| The exercise |
Print out each record below, unaltered and complete, without its images.

| Supplied records |
[START]
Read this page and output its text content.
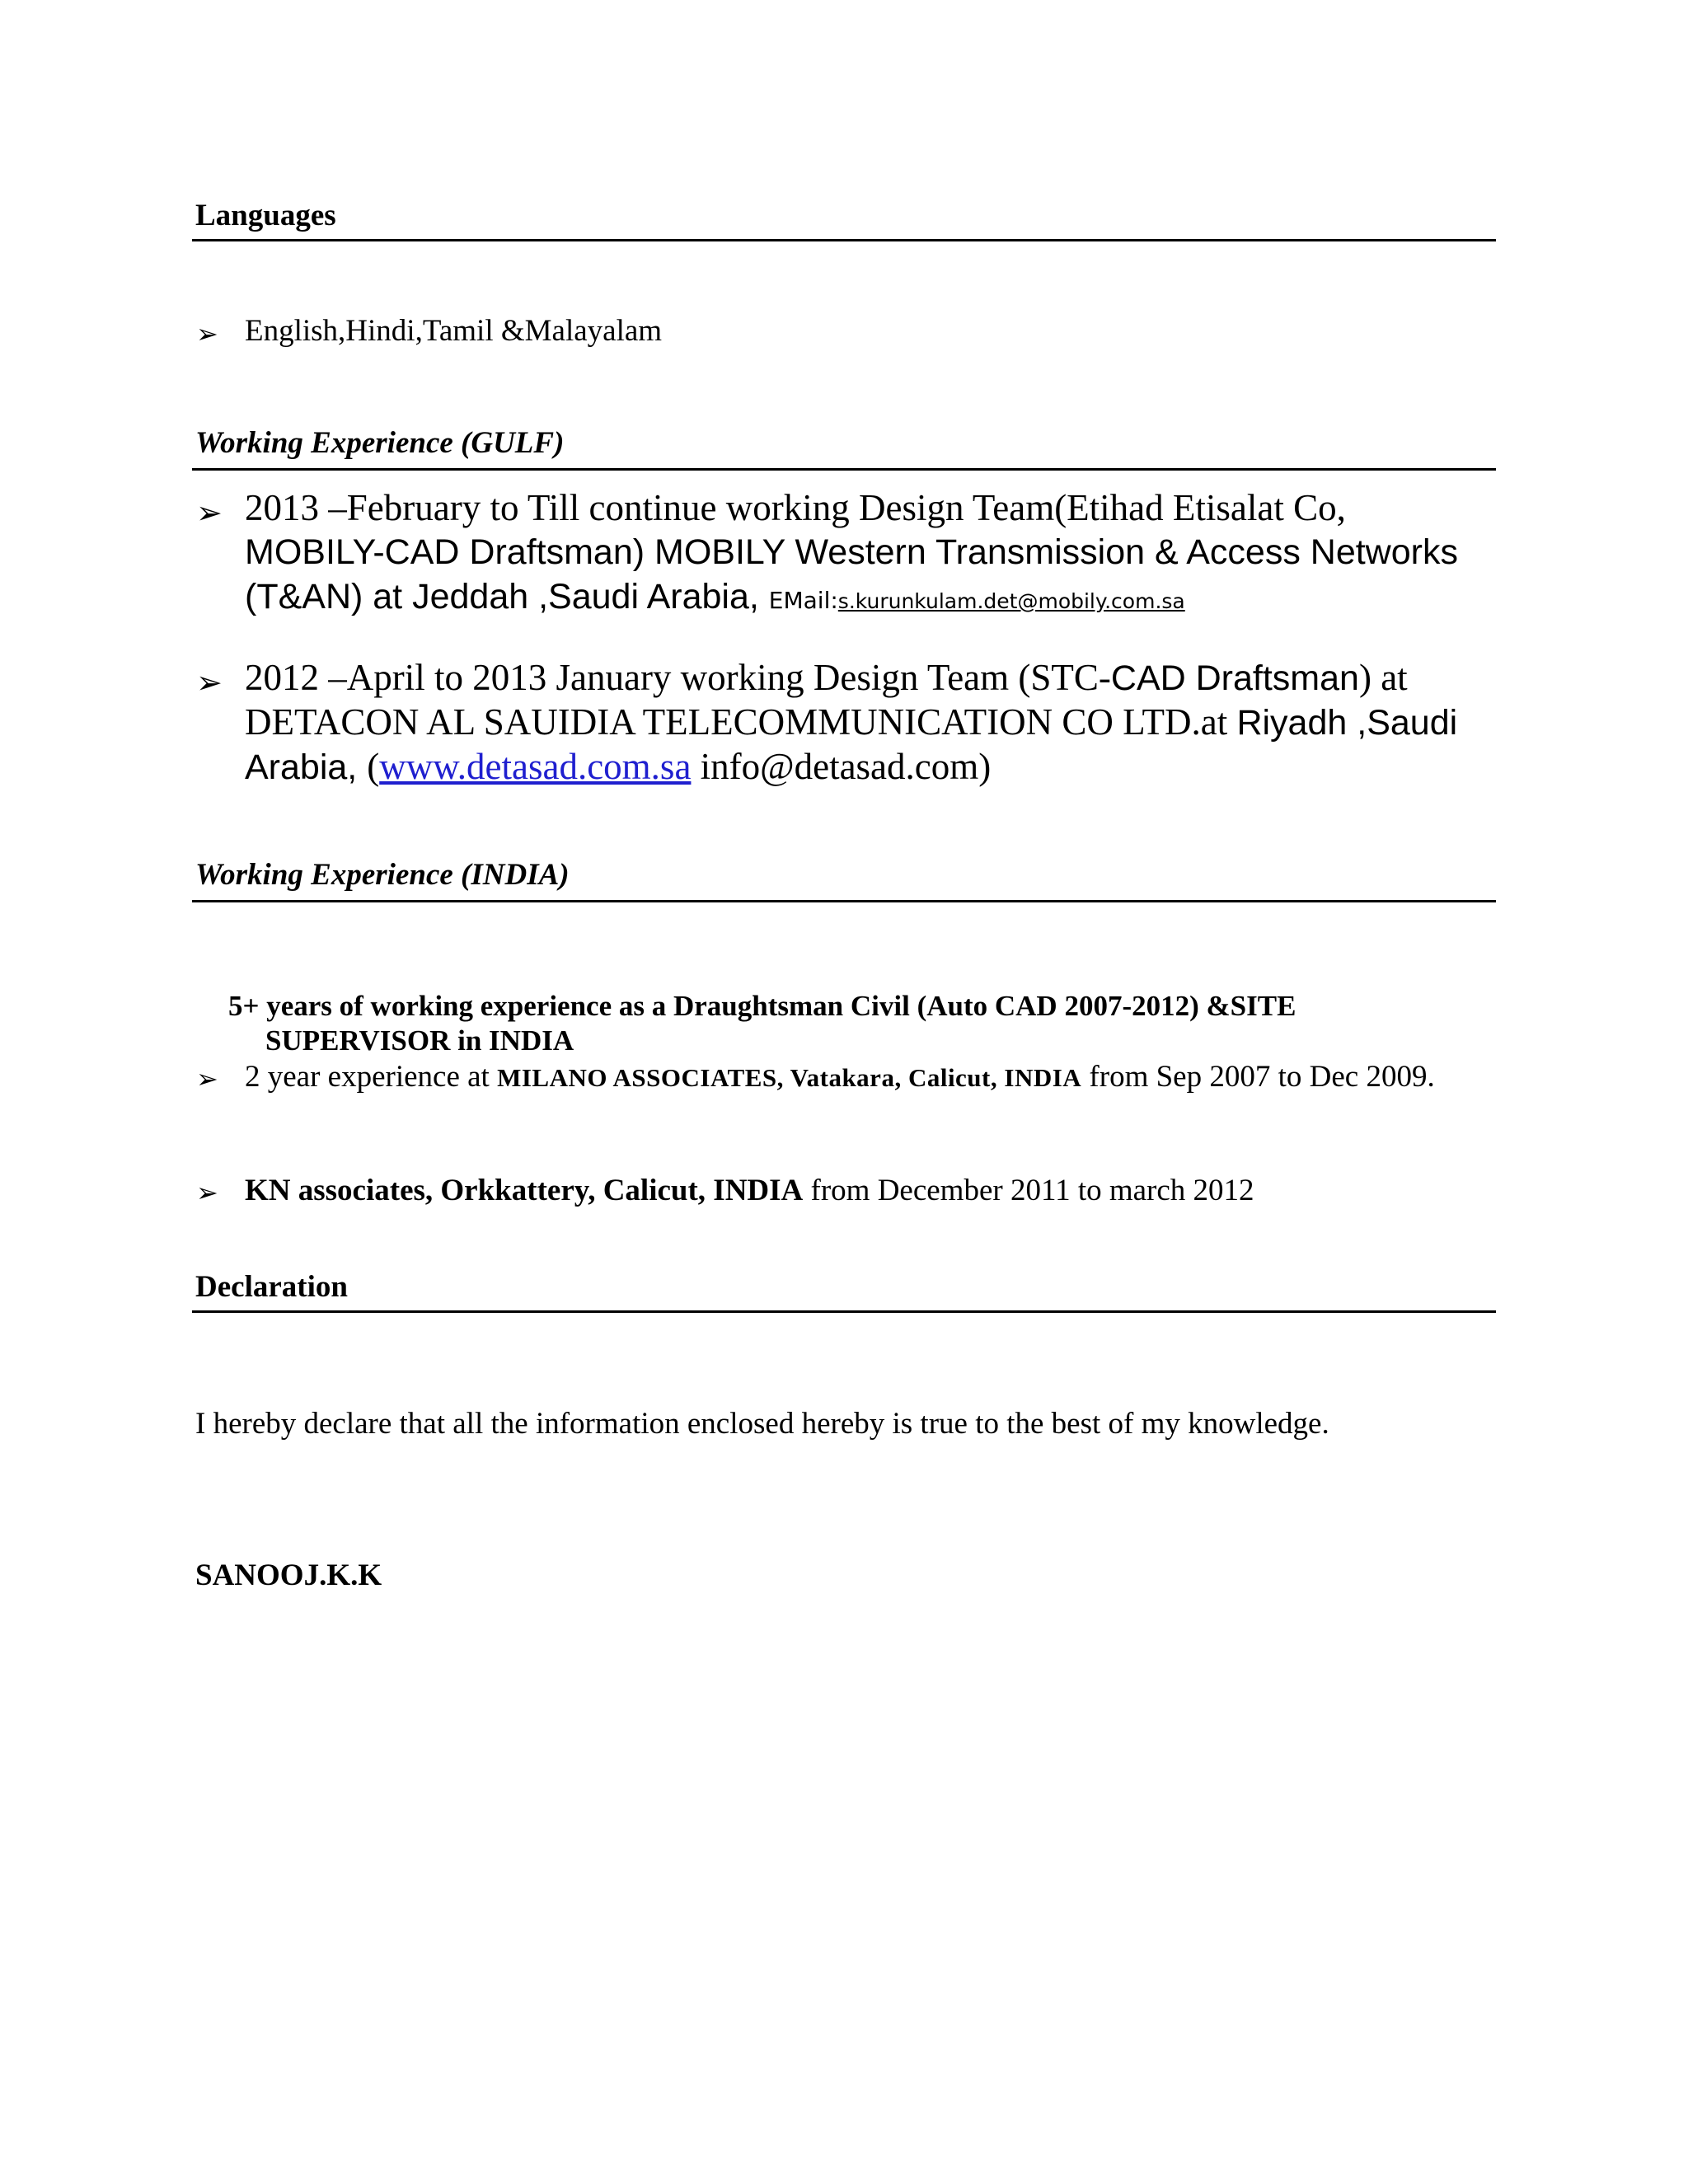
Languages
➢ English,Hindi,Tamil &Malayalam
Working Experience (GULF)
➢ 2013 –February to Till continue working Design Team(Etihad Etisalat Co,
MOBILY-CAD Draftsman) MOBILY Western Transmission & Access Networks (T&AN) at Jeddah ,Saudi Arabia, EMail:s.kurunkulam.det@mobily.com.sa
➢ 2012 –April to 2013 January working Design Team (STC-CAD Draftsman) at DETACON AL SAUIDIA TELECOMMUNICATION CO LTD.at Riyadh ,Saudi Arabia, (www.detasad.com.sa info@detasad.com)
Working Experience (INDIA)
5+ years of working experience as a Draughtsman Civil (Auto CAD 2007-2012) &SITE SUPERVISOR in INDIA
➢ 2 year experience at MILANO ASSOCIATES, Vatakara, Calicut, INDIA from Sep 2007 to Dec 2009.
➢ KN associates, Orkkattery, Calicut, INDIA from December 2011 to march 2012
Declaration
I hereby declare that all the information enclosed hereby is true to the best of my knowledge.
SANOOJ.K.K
[END]
| Written solution |
Read this page and output its text content.
Languages
➢ English,Hindi,Tamil &Malayalam
Working Experience (GULF)
➢ 2013 –February to Till continue working Design Team(Etihad Etisalat Co,
MOBILY-CAD Draftsman) MOBILY Western Transmission & Access Networks (T&AN) at Jeddah ,Saudi Arabia, EMail:s.kurunkulam.det@mobily.com.sa
➢ 2012 –April to 2013 January working Design Team (STC-CAD Draftsman) at DETACON AL SAUIDIA TELECOMMUNICATION CO LTD.at Riyadh ,Saudi Arabia, (www.detasad.com.sa info@detasad.com)
Working Experience (INDIA)
5+ years of working experience as a Draughtsman Civil (Auto CAD 2007-2012) &SITE SUPERVISOR in INDIA
➢ 2 year experience at MILANO ASSOCIATES, Vatakara, Calicut, INDIA from Sep 2007 to Dec 2009.
➢ KN associates, Orkkattery, Calicut, INDIA from December 2011 to march 2012
Declaration
I hereby declare that all the information enclosed hereby is true to the best of my knowledge.
SANOOJ.K.K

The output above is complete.